## WHAT TO WORK ON
Find each line holding the word "legend" and give the total alone.

::: DATA IN THIS EXERCISE :::

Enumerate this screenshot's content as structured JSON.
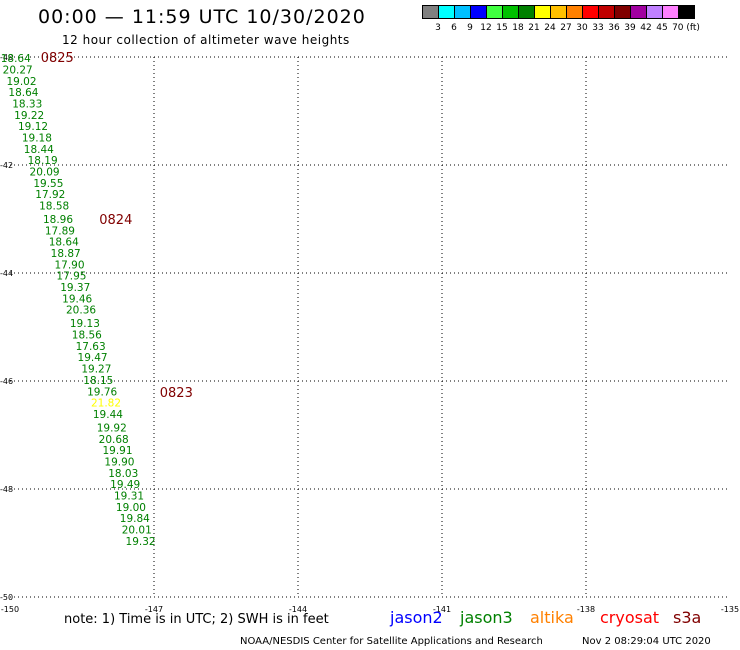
{
  "header": {
    "title": "00:00 — 11:59 UTC 10/30/2020",
    "subtitle": "12 hour collection of altimeter wave heights"
  },
  "colorbar": {
    "colors": [
      "#808080",
      "#00ffff",
      "#00c0ff",
      "#0000ff",
      "#40ff40",
      "#00c000",
      "#008000",
      "#ffff00",
      "#ffc000",
      "#ff8000",
      "#ff0000",
      "#c00000",
      "#800000",
      "#a000a0",
      "#c080ff",
      "#ff80ff",
      "#000000"
    ],
    "labels": [
      "3",
      "6",
      "9",
      "12",
      "15",
      "18",
      "21",
      "24",
      "27",
      "30",
      "33",
      "36",
      "39",
      "42",
      "45",
      "70 (ft)"
    ]
  },
  "chart_data": {
    "type": "scatter",
    "title": "12 hour collection of altimeter wave heights",
    "xlim": [
      -150,
      -135
    ],
    "ylim": [
      -50,
      -40
    ],
    "x_ticks": [
      "-150",
      "-147",
      "-144",
      "-141",
      "-138",
      "-135"
    ],
    "y_ticks": [
      "-40",
      "-42",
      "-44",
      "-46",
      "-48",
      "-50"
    ],
    "points": [
      {
        "lon": -149.88,
        "lat": -40.02,
        "label": "18.64",
        "color": "#008000"
      },
      {
        "lon": -149.84,
        "lat": -40.23,
        "label": "20.27",
        "color": "#008000"
      },
      {
        "lon": -149.76,
        "lat": -40.44,
        "label": "19.02",
        "color": "#008000"
      },
      {
        "lon": -149.72,
        "lat": -40.65,
        "label": "18.64",
        "color": "#008000"
      },
      {
        "lon": -149.64,
        "lat": -40.86,
        "label": "18.33",
        "color": "#008000"
      },
      {
        "lon": -149.6,
        "lat": -41.07,
        "label": "19.22",
        "color": "#008000"
      },
      {
        "lon": -149.52,
        "lat": -41.28,
        "label": "19.12",
        "color": "#008000"
      },
      {
        "lon": -149.44,
        "lat": -41.49,
        "label": "19.18",
        "color": "#008000"
      },
      {
        "lon": -149.4,
        "lat": -41.7,
        "label": "18.44",
        "color": "#008000"
      },
      {
        "lon": -149.32,
        "lat": -41.91,
        "label": "18.19",
        "color": "#008000"
      },
      {
        "lon": -149.28,
        "lat": -42.12,
        "label": "20.09",
        "color": "#008000"
      },
      {
        "lon": -149.2,
        "lat": -42.33,
        "label": "19.55",
        "color": "#008000"
      },
      {
        "lon": -149.16,
        "lat": -42.54,
        "label": "17.92",
        "color": "#008000"
      },
      {
        "lon": -149.08,
        "lat": -42.75,
        "label": "18.58",
        "color": "#008000"
      },
      {
        "lon": -149.0,
        "lat": -43.0,
        "label": "18.96",
        "color": "#008000"
      },
      {
        "lon": -148.96,
        "lat": -43.21,
        "label": "17.89",
        "color": "#008000"
      },
      {
        "lon": -148.88,
        "lat": -43.42,
        "label": "18.64",
        "color": "#008000"
      },
      {
        "lon": -148.84,
        "lat": -43.63,
        "label": "18.87",
        "color": "#008000"
      },
      {
        "lon": -148.76,
        "lat": -43.84,
        "label": "17.90",
        "color": "#008000"
      },
      {
        "lon": -148.72,
        "lat": -44.05,
        "label": "17.95",
        "color": "#008000"
      },
      {
        "lon": -148.64,
        "lat": -44.26,
        "label": "19.37",
        "color": "#008000"
      },
      {
        "lon": -148.6,
        "lat": -44.47,
        "label": "19.46",
        "color": "#008000"
      },
      {
        "lon": -148.52,
        "lat": -44.68,
        "label": "20.36",
        "color": "#008000"
      },
      {
        "lon": -148.44,
        "lat": -44.93,
        "label": "19.13",
        "color": "#008000"
      },
      {
        "lon": -148.4,
        "lat": -45.14,
        "label": "18.56",
        "color": "#008000"
      },
      {
        "lon": -148.32,
        "lat": -45.35,
        "label": "17.63",
        "color": "#008000"
      },
      {
        "lon": -148.28,
        "lat": -45.56,
        "label": "19.47",
        "color": "#008000"
      },
      {
        "lon": -148.2,
        "lat": -45.77,
        "label": "19.27",
        "color": "#008000"
      },
      {
        "lon": -148.16,
        "lat": -45.98,
        "label": "18.15",
        "color": "#008000"
      },
      {
        "lon": -148.08,
        "lat": -46.19,
        "label": "19.76",
        "color": "#008000"
      },
      {
        "lon": -148.0,
        "lat": -46.4,
        "label": "21.82",
        "color": "#ffff00"
      },
      {
        "lon": -147.96,
        "lat": -46.61,
        "label": "19.44",
        "color": "#008000"
      },
      {
        "lon": -147.88,
        "lat": -46.86,
        "label": "19.92",
        "color": "#008000"
      },
      {
        "lon": -147.84,
        "lat": -47.07,
        "label": "20.68",
        "color": "#008000"
      },
      {
        "lon": -147.76,
        "lat": -47.28,
        "label": "19.91",
        "color": "#008000"
      },
      {
        "lon": -147.72,
        "lat": -47.49,
        "label": "19.90",
        "color": "#008000"
      },
      {
        "lon": -147.64,
        "lat": -47.7,
        "label": "18.03",
        "color": "#008000"
      },
      {
        "lon": -147.6,
        "lat": -47.91,
        "label": "19.49",
        "color": "#008000"
      },
      {
        "lon": -147.52,
        "lat": -48.12,
        "label": "19.31",
        "color": "#008000"
      },
      {
        "lon": -147.48,
        "lat": -48.33,
        "label": "19.00",
        "color": "#008000"
      },
      {
        "lon": -147.4,
        "lat": -48.54,
        "label": "19.84",
        "color": "#008000"
      },
      {
        "lon": -147.36,
        "lat": -48.75,
        "label": "20.01",
        "color": "#008000"
      },
      {
        "lon": -147.28,
        "lat": -48.96,
        "label": "19.32",
        "color": "#008000"
      }
    ],
    "date_labels": [
      {
        "lon": -149.36,
        "lat": -40.0,
        "text": "0825",
        "color": "#800000"
      },
      {
        "lon": -148.14,
        "lat": -43.0,
        "text": "0824",
        "color": "#800000"
      },
      {
        "lon": -146.88,
        "lat": -46.2,
        "text": "0823",
        "color": "#800000"
      }
    ]
  },
  "footer": {
    "note": "note:  1) Time is in UTC;  2) SWH is in feet",
    "legend": [
      {
        "name": "jason2",
        "color": "#0000ff"
      },
      {
        "name": "jason3",
        "color": "#008000"
      },
      {
        "name": "altika",
        "color": "#ff8000"
      },
      {
        "name": "cryosat",
        "color": "#ff0000"
      },
      {
        "name": "s3a",
        "color": "#800000"
      }
    ],
    "credit": "NOAA/NESDIS Center for Satellite Applications and Research",
    "timestamp": "Nov  2 08:29:04 UTC 2020"
  }
}
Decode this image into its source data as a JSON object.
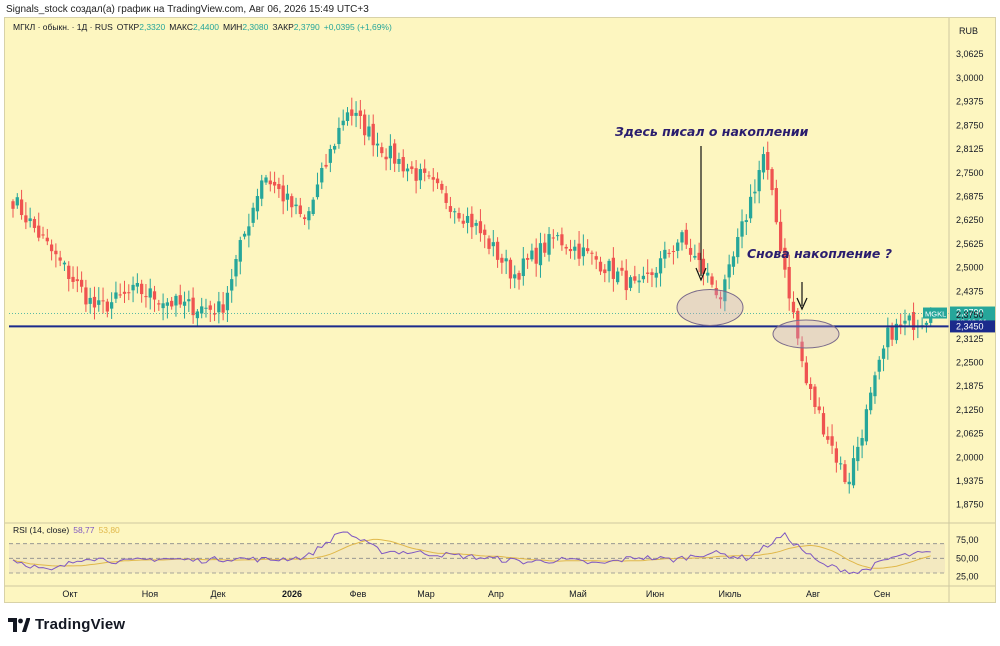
{
  "header": {
    "credit": "Signals_stock создал(а) график на TradingView.com, Авг 06, 2026 15:49 UTC+3"
  },
  "footer": {
    "brand": "TradingView"
  },
  "colors": {
    "background": "#fdf6c0",
    "up": "#26a69a",
    "down": "#ef5350",
    "support_line": "#1b2a8c",
    "rsi_line": "#7e57c2",
    "rsi_ma": "#e0b84a",
    "annotation": "#2a1d6e"
  },
  "chart_data": [
    {
      "type": "candlestick",
      "legend": {
        "symbol": "МГКЛ · обыкн. · 1Д · RUS",
        "open_label": "ОТКР",
        "open": "2,3320",
        "high_label": "МАКС",
        "high": "2,4400",
        "low_label": "МИН",
        "low": "2,3080",
        "close_label": "ЗАКР",
        "close": "2,3790",
        "change": "+0,0395 (+1,69%)"
      },
      "currency": "RUB",
      "ylim": [
        1.84,
        3.1
      ],
      "y_ticks": [
        "3,0625",
        "3,0000",
        "2,9375",
        "2,8750",
        "2,8125",
        "2,7500",
        "2,6875",
        "2,6250",
        "2,5625",
        "2,5000",
        "2,4375",
        "2,3750",
        "2,3125",
        "2,2500",
        "2,1875",
        "2,1250",
        "2,0625",
        "2,0000",
        "1,9375",
        "1,8750"
      ],
      "x_ticks": [
        "Окт",
        "Ноя",
        "Дек",
        "2026",
        "Фев",
        "Мар",
        "Апр",
        "Май",
        "Июн",
        "Июль",
        "Авг",
        "Сен"
      ],
      "price_label": {
        "ticker": "MGKL",
        "value": "2,3790",
        "timer": "08:00:01"
      },
      "support_level": {
        "value": 2.345,
        "label": "2,3450"
      },
      "key_points": [
        {
          "x": "Сен нач.",
          "y": 2.68
        },
        {
          "x": "Сен кон.",
          "y": 2.53
        },
        {
          "x": "Окт",
          "y": 2.39
        },
        {
          "x": "Ноя",
          "y": 2.44
        },
        {
          "x": "Дек",
          "y": 2.4
        },
        {
          "x": "Дек кон.",
          "y": 2.39
        },
        {
          "x": "2026 нач.",
          "y": 2.75
        },
        {
          "x": "Янв",
          "y": 2.62
        },
        {
          "x": "Янв кон.",
          "y": 2.92
        },
        {
          "x": "Фев",
          "y": 2.8
        },
        {
          "x": "Фев кон.",
          "y": 2.72
        },
        {
          "x": "Мар",
          "y": 2.62
        },
        {
          "x": "Апр",
          "y": 2.48
        },
        {
          "x": "Апр кон.",
          "y": 2.58
        },
        {
          "x": "Май",
          "y": 2.52
        },
        {
          "x": "Май кон.",
          "y": 2.44
        },
        {
          "x": "Июн",
          "y": 2.58
        },
        {
          "x": "Июн кон.",
          "y": 2.42
        },
        {
          "x": "Июль нач.",
          "y": 2.8
        },
        {
          "x": "Июль",
          "y": 2.2
        },
        {
          "x": "Июль кон.",
          "y": 1.93
        },
        {
          "x": "Авг нач.",
          "y": 2.33
        },
        {
          "x": "Авг",
          "y": 2.379
        }
      ],
      "annotations": [
        {
          "text": "Здесь писал о накоплении"
        },
        {
          "text": "Снова накопление ?"
        }
      ]
    },
    {
      "type": "line",
      "legend": {
        "name": "RSI (14, close)",
        "rsi": "58,77",
        "ma": "53,80"
      },
      "ylim": [
        15,
        90
      ],
      "y_ticks": [
        "75,00",
        "50,00",
        "25,00"
      ],
      "bands": [
        30,
        70
      ],
      "key_points": [
        48,
        32,
        52,
        45,
        50,
        47,
        50,
        48,
        52,
        88,
        60,
        58,
        54,
        50,
        45,
        48,
        42,
        52,
        48,
        58,
        50,
        82,
        42,
        30,
        52,
        58
      ]
    }
  ]
}
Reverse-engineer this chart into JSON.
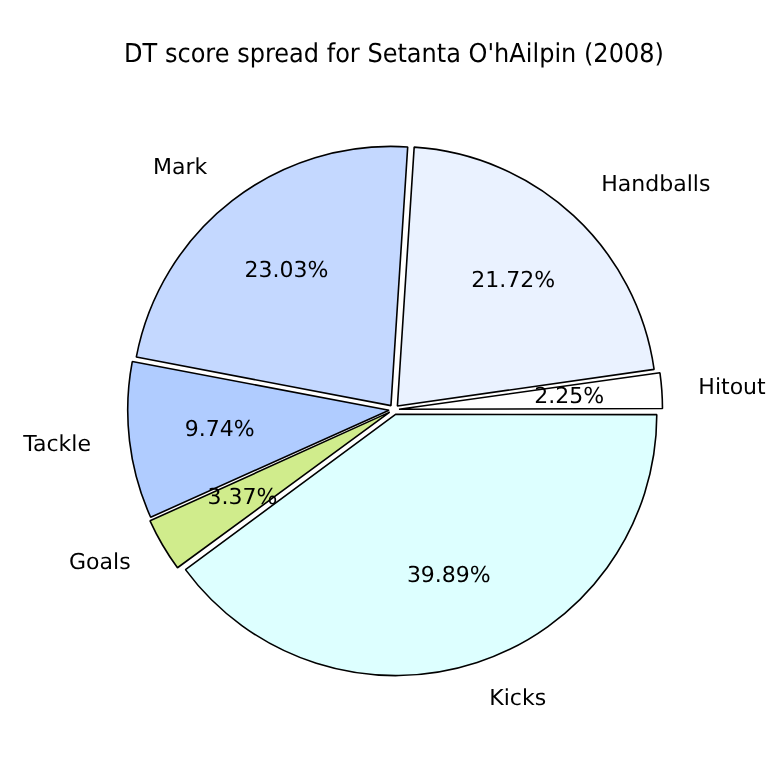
{
  "chart_data": {
    "type": "pie",
    "title": "DT score spread for Setanta O'hAilpin (2008)",
    "categories": [
      "Kicks",
      "Goals",
      "Tackle",
      "Mark",
      "Handballs",
      "Hitout"
    ],
    "values": [
      39.89,
      3.37,
      9.74,
      23.03,
      21.72,
      2.25
    ],
    "value_labels": [
      "39.89%",
      "3.37%",
      "9.74%",
      "23.03%",
      "21.72%",
      "2.25%"
    ],
    "colors": [
      "#ddffff",
      "#d0ec8c",
      "#b0ccff",
      "#c4d8ff",
      "#eaf2ff",
      "#ffffff"
    ],
    "legend": false
  }
}
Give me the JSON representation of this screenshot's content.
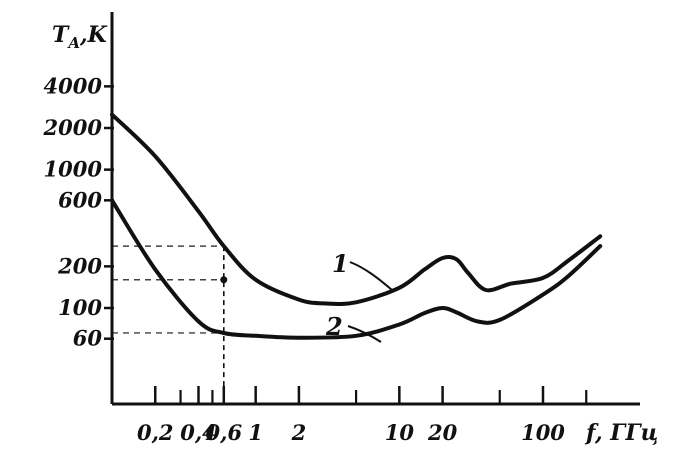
{
  "chart_data": {
    "type": "line",
    "xlabel": "f, ГГц",
    "ylabel": "T_A, K",
    "ylabel_main": "T",
    "ylabel_sub": "A",
    "ylabel_unit": ",K",
    "x_scale": "log",
    "y_scale": "log",
    "xlim": [
      0.1,
      300
    ],
    "ylim": [
      30,
      6000
    ],
    "grid": false,
    "legend": "none",
    "x_ticks": [
      {
        "value": 0.2,
        "label": "0,2"
      },
      {
        "value": 0.4,
        "label": "0,4"
      },
      {
        "value": 0.6,
        "label": "0,6"
      },
      {
        "value": 1,
        "label": "1"
      },
      {
        "value": 2,
        "label": "2"
      },
      {
        "value": 10,
        "label": "10"
      },
      {
        "value": 20,
        "label": "20"
      },
      {
        "value": 100,
        "label": "100"
      }
    ],
    "x_minor_ticks": [
      0.3,
      0.5,
      5,
      50,
      200
    ],
    "y_ticks": [
      {
        "value": 4000,
        "label": "4000"
      },
      {
        "value": 2000,
        "label": "2000"
      },
      {
        "value": 1000,
        "label": "1000"
      },
      {
        "value": 600,
        "label": "600"
      },
      {
        "value": 200,
        "label": "200"
      },
      {
        "value": 100,
        "label": "100"
      },
      {
        "value": 60,
        "label": "60"
      }
    ],
    "series": [
      {
        "name": "1",
        "x": [
          0.1,
          0.2,
          0.4,
          0.6,
          1,
          2,
          3,
          5,
          10,
          15,
          20,
          25,
          30,
          40,
          60,
          100,
          150,
          250
        ],
        "y": [
          2500,
          1250,
          500,
          280,
          160,
          115,
          108,
          110,
          140,
          190,
          230,
          225,
          180,
          135,
          150,
          165,
          220,
          330
        ]
      },
      {
        "name": "2",
        "x": [
          0.1,
          0.2,
          0.4,
          0.6,
          1,
          2,
          5,
          10,
          15,
          20,
          25,
          35,
          50,
          100,
          150,
          250
        ],
        "y": [
          600,
          190,
          80,
          66,
          63,
          61,
          63,
          76,
          92,
          100,
          93,
          80,
          82,
          125,
          170,
          280
        ]
      }
    ],
    "annotations": [
      {
        "label": "1"
      },
      {
        "label": "2"
      }
    ],
    "colors": {
      "ink": "#111111",
      "background": "#ffffff"
    }
  }
}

:::

## FINAL RESULT
5